## GIVEN INSTRUCTION
Restate all of the data exactly.
[Start of RAW RECORDS]
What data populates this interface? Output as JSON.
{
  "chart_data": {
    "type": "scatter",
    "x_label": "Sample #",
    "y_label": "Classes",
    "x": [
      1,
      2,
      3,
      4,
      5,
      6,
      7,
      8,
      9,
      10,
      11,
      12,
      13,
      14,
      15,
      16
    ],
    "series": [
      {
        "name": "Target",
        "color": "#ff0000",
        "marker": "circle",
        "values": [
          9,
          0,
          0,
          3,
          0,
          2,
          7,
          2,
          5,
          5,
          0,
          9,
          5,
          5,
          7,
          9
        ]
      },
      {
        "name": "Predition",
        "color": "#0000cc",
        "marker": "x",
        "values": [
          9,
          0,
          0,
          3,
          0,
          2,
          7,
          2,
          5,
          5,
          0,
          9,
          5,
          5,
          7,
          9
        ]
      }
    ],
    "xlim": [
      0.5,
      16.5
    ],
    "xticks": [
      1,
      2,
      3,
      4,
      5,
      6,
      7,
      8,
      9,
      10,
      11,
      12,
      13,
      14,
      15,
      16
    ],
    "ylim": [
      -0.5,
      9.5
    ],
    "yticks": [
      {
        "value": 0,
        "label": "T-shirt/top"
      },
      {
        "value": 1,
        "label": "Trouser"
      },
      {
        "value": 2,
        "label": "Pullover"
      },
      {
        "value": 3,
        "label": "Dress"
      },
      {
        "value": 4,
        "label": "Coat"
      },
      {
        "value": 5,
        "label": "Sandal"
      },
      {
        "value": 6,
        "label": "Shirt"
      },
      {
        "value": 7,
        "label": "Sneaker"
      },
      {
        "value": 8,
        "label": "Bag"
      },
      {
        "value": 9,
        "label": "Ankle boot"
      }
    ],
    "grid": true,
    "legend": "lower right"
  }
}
[End of RAW RECORDS]
## TASK ANSWER
What data populates this interface? Output as JSON.
{
  "chart_data": {
    "type": "scatter",
    "x_label": "Sample #",
    "y_label": "Classes",
    "x": [
      1,
      2,
      3,
      4,
      5,
      6,
      7,
      8,
      9,
      10,
      11,
      12,
      13,
      14,
      15,
      16
    ],
    "series": [
      {
        "name": "Target",
        "color": "#ff0000",
        "marker": "circle",
        "values": [
          9,
          0,
          0,
          3,
          0,
          2,
          7,
          2,
          5,
          5,
          0,
          9,
          5,
          5,
          7,
          9
        ]
      },
      {
        "name": "Predition",
        "color": "#0000cc",
        "marker": "x",
        "values": [
          9,
          0,
          0,
          3,
          0,
          2,
          7,
          2,
          5,
          5,
          0,
          9,
          5,
          5,
          7,
          9
        ]
      }
    ],
    "xlim": [
      0.5,
      16.5
    ],
    "xticks": [
      1,
      2,
      3,
      4,
      5,
      6,
      7,
      8,
      9,
      10,
      11,
      12,
      13,
      14,
      15,
      16
    ],
    "ylim": [
      -0.5,
      9.5
    ],
    "yticks": [
      {
        "value": 0,
        "label": "T-shirt/top"
      },
      {
        "value": 1,
        "label": "Trouser"
      },
      {
        "value": 2,
        "label": "Pullover"
      },
      {
        "value": 3,
        "label": "Dress"
      },
      {
        "value": 4,
        "label": "Coat"
      },
      {
        "value": 5,
        "label": "Sandal"
      },
      {
        "value": 6,
        "label": "Shirt"
      },
      {
        "value": 7,
        "label": "Sneaker"
      },
      {
        "value": 8,
        "label": "Bag"
      },
      {
        "value": 9,
        "label": "Ankle boot"
      }
    ],
    "grid": true,
    "legend": "lower right"
  }
}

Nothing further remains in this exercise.